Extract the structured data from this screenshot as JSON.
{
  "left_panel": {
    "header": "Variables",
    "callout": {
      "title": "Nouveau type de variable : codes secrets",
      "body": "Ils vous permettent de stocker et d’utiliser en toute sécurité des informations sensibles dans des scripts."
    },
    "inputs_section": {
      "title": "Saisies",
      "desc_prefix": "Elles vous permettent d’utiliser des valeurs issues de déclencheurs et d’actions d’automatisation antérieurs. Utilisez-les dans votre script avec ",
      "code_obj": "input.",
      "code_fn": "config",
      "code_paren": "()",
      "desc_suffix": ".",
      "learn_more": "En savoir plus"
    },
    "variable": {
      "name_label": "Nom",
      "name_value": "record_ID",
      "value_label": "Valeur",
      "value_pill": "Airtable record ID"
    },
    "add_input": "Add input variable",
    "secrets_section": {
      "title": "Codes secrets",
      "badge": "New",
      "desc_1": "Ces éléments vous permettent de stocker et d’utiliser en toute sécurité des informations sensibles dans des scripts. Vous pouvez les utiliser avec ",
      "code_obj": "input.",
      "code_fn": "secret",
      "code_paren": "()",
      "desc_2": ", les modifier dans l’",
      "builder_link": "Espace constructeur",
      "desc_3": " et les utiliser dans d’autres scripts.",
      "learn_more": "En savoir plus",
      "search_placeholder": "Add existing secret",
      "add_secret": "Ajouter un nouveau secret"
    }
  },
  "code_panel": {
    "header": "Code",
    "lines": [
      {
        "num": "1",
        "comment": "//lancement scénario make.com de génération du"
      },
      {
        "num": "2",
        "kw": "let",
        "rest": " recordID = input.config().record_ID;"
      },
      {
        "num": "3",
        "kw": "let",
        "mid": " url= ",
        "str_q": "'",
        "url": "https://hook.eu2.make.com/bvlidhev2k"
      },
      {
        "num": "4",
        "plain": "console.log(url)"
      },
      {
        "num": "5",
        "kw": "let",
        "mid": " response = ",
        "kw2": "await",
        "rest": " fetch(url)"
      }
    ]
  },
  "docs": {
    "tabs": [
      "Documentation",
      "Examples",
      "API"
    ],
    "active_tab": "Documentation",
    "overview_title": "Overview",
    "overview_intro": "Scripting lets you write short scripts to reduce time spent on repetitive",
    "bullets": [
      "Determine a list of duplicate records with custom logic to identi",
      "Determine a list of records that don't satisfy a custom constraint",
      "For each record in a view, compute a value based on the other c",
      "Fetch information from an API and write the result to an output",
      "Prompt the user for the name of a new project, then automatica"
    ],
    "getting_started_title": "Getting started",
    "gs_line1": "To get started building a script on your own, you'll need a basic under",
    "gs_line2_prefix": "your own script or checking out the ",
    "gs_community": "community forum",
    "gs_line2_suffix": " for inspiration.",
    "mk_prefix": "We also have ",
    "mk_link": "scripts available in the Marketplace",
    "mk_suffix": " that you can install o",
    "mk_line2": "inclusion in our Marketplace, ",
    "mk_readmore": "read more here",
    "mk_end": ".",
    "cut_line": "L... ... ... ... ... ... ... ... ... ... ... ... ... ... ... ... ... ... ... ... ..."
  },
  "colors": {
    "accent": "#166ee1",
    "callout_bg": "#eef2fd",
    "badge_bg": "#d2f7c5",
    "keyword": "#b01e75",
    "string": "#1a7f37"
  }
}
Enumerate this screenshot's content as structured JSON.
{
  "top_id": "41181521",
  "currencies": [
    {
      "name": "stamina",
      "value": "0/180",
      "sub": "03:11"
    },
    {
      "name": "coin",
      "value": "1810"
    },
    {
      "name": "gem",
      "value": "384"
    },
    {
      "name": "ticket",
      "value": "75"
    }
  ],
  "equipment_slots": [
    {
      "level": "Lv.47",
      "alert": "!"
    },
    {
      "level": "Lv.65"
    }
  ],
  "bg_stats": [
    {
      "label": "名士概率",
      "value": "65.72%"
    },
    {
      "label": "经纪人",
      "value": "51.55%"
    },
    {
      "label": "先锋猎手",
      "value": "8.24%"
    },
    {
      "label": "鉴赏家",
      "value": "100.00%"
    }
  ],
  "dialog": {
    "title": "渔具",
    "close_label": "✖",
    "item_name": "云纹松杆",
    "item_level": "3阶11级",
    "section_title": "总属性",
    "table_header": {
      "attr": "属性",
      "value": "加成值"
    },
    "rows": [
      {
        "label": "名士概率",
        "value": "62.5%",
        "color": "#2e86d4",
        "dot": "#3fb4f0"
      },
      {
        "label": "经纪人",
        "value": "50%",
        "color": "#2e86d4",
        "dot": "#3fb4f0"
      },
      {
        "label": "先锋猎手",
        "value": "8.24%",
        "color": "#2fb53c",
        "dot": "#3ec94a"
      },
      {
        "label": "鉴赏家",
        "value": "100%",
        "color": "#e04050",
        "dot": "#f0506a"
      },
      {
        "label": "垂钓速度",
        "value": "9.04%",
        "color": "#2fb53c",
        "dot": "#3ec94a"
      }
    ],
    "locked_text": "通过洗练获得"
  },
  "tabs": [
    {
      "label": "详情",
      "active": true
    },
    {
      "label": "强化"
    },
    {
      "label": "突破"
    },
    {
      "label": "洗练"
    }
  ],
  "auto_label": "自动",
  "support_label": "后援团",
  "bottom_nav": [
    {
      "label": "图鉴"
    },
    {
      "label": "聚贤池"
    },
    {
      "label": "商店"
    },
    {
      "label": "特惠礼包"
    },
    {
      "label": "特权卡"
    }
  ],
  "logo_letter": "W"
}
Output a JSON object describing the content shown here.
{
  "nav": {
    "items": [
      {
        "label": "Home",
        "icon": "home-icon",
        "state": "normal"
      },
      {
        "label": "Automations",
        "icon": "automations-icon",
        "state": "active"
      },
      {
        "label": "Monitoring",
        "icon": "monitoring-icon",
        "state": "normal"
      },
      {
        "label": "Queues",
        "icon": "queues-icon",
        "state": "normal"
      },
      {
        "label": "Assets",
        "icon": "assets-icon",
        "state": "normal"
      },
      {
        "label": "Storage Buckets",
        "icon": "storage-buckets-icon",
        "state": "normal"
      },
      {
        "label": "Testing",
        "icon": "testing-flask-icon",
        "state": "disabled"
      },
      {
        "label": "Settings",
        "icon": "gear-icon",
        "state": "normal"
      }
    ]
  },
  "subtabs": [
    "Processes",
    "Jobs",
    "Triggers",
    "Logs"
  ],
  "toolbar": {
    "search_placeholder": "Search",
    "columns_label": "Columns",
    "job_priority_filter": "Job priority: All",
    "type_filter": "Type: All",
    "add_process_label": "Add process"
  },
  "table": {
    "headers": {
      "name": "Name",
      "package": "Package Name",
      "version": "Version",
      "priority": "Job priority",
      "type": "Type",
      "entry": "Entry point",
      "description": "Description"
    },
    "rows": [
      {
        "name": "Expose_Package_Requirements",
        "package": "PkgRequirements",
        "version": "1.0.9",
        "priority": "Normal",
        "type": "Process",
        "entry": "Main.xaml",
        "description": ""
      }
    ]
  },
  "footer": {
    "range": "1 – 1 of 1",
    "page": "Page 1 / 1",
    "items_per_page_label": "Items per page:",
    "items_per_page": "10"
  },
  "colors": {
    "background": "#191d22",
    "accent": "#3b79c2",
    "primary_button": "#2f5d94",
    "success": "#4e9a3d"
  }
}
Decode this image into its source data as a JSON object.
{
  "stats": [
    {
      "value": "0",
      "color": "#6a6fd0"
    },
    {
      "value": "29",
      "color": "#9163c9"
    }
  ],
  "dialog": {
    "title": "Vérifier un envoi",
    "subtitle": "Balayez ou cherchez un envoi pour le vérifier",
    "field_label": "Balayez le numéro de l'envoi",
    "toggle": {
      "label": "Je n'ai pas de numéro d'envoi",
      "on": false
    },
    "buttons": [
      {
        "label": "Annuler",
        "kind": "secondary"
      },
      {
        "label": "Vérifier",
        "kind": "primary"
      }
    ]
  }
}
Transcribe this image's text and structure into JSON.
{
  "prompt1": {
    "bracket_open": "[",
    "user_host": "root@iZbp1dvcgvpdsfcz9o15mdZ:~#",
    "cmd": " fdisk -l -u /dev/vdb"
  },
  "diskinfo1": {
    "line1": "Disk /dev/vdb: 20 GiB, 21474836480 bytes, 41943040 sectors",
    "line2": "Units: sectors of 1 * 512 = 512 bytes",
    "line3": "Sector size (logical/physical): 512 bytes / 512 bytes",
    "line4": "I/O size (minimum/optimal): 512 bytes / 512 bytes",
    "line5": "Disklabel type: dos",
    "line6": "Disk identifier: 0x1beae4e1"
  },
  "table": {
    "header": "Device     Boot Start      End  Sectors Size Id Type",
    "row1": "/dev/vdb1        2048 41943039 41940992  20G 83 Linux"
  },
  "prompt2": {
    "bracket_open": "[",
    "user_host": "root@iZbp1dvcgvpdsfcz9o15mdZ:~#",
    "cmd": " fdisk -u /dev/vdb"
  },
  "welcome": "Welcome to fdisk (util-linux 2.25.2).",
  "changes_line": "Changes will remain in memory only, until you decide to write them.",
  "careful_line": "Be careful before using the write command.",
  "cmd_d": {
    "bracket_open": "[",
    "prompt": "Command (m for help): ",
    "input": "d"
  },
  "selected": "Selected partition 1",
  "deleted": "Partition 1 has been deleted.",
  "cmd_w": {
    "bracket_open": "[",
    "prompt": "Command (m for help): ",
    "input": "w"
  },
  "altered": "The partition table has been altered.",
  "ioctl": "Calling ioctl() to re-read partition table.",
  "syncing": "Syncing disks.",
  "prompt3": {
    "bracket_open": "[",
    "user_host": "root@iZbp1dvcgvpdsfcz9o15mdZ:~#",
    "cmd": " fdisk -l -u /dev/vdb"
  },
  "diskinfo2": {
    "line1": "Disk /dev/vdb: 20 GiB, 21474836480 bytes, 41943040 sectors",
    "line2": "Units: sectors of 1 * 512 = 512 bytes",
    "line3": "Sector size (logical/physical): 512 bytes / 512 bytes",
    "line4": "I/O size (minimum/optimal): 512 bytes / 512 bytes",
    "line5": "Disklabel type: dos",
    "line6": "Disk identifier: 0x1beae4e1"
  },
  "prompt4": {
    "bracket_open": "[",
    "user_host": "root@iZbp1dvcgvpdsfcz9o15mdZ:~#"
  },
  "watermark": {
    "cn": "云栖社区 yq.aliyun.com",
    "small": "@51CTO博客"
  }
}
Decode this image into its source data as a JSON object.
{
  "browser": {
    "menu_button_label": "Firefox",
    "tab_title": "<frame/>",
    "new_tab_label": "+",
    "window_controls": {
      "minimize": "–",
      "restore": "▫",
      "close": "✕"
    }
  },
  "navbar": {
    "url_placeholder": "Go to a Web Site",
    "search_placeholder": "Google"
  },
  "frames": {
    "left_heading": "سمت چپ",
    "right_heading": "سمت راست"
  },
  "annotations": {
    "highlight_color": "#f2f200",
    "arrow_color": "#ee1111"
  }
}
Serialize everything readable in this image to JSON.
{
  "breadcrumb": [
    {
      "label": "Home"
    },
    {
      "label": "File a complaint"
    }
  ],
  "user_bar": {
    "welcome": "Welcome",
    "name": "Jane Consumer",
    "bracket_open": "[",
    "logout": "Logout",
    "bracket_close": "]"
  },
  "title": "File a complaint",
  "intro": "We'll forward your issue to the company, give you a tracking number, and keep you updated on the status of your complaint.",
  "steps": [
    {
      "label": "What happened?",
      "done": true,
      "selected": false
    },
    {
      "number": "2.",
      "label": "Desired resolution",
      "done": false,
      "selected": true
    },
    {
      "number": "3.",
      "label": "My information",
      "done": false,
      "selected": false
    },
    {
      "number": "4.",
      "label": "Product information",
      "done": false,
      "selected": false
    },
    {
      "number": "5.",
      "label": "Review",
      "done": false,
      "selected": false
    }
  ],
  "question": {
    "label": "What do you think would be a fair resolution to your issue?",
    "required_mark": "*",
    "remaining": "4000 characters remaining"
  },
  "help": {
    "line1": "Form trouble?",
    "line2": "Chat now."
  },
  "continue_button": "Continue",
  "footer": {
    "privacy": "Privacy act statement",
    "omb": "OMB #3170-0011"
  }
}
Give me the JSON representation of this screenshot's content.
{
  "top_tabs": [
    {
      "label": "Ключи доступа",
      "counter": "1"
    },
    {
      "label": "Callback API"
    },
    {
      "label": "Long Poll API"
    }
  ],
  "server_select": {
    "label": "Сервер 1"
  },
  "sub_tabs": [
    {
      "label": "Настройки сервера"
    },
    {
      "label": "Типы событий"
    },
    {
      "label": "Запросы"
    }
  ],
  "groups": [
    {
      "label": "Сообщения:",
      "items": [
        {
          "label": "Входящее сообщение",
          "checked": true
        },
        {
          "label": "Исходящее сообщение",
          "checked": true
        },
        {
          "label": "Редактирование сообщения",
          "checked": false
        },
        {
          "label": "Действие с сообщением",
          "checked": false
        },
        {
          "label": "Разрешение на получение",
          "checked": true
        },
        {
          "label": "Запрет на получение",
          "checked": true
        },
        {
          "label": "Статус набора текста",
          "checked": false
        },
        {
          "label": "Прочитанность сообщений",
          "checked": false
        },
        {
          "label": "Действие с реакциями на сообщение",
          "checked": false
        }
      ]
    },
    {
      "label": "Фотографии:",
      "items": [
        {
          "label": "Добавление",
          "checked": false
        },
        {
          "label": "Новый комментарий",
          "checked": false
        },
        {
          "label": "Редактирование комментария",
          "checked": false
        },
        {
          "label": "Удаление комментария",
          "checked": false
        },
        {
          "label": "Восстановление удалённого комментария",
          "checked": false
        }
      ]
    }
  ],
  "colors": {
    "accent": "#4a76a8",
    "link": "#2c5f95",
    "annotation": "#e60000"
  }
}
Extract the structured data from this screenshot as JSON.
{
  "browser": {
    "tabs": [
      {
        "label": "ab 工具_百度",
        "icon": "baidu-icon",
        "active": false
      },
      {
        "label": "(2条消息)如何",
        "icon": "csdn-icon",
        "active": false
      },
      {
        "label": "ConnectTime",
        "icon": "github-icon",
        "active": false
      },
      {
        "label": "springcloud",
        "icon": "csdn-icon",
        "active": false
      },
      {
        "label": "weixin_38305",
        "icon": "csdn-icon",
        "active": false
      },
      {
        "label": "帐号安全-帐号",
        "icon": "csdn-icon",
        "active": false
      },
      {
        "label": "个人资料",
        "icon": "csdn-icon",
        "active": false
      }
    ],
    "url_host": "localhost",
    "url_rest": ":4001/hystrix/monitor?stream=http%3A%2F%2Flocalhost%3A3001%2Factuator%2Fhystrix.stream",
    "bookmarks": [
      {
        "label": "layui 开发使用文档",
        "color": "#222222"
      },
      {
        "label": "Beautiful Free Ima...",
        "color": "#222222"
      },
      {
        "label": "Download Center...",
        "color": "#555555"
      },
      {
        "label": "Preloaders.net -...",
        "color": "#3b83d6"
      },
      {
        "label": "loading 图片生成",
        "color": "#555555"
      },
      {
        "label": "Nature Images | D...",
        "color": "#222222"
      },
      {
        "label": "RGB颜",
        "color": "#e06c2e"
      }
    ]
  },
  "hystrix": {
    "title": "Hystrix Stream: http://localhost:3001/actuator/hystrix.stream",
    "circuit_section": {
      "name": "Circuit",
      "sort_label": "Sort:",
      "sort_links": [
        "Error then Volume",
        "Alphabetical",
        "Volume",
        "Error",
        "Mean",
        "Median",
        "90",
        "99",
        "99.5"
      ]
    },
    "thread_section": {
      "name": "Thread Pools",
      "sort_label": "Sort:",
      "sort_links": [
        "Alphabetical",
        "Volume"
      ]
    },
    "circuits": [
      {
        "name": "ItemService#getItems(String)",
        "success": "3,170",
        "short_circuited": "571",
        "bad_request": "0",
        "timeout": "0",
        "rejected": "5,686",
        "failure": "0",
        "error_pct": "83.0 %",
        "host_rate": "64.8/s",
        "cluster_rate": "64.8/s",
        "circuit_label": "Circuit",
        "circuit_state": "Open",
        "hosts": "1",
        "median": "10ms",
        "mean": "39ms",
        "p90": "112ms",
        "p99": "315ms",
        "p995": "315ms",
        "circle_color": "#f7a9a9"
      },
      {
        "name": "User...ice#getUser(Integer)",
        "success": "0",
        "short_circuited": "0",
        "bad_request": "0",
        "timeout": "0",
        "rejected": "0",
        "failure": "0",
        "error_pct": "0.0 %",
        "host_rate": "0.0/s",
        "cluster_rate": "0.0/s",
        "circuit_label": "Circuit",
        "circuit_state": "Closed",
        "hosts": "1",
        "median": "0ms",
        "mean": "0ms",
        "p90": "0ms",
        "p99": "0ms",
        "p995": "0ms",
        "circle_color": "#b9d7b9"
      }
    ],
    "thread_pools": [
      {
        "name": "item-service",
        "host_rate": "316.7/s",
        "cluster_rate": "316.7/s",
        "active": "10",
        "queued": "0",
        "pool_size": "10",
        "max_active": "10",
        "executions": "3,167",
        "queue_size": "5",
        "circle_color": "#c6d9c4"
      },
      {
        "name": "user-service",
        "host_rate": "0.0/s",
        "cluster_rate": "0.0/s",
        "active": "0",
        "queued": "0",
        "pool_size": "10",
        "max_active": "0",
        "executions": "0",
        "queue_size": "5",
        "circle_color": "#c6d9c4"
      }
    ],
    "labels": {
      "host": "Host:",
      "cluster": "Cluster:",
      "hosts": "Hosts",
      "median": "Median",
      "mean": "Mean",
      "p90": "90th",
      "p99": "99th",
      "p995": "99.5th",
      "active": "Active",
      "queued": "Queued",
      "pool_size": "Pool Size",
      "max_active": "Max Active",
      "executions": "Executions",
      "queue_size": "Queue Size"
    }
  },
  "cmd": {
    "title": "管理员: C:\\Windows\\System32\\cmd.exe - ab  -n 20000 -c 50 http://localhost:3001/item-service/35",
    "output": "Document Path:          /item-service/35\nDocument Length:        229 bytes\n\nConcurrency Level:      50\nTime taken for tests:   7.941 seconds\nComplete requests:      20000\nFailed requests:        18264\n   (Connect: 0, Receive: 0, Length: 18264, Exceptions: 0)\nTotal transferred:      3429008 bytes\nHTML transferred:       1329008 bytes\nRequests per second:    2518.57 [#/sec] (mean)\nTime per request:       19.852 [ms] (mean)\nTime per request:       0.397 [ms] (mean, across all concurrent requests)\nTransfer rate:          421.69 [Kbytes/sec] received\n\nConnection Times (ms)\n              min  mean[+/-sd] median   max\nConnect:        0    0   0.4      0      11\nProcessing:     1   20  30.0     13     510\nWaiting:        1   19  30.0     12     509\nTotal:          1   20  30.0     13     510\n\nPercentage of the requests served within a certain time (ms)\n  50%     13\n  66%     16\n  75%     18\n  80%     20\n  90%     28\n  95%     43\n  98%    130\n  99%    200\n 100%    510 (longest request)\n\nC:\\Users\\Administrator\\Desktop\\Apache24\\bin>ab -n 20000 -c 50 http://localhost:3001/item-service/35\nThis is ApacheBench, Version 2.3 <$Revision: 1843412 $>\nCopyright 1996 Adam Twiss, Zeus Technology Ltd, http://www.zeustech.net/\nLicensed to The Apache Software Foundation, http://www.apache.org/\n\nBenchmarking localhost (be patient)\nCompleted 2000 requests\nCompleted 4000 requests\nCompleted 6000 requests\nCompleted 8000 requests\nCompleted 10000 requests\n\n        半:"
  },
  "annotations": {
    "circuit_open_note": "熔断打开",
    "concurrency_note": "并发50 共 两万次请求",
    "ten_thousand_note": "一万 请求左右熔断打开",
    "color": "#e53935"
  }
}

————————

**What you will do**
Tell how many lines in the material contain the word "success". Only the number is wanted.

**Full response**
3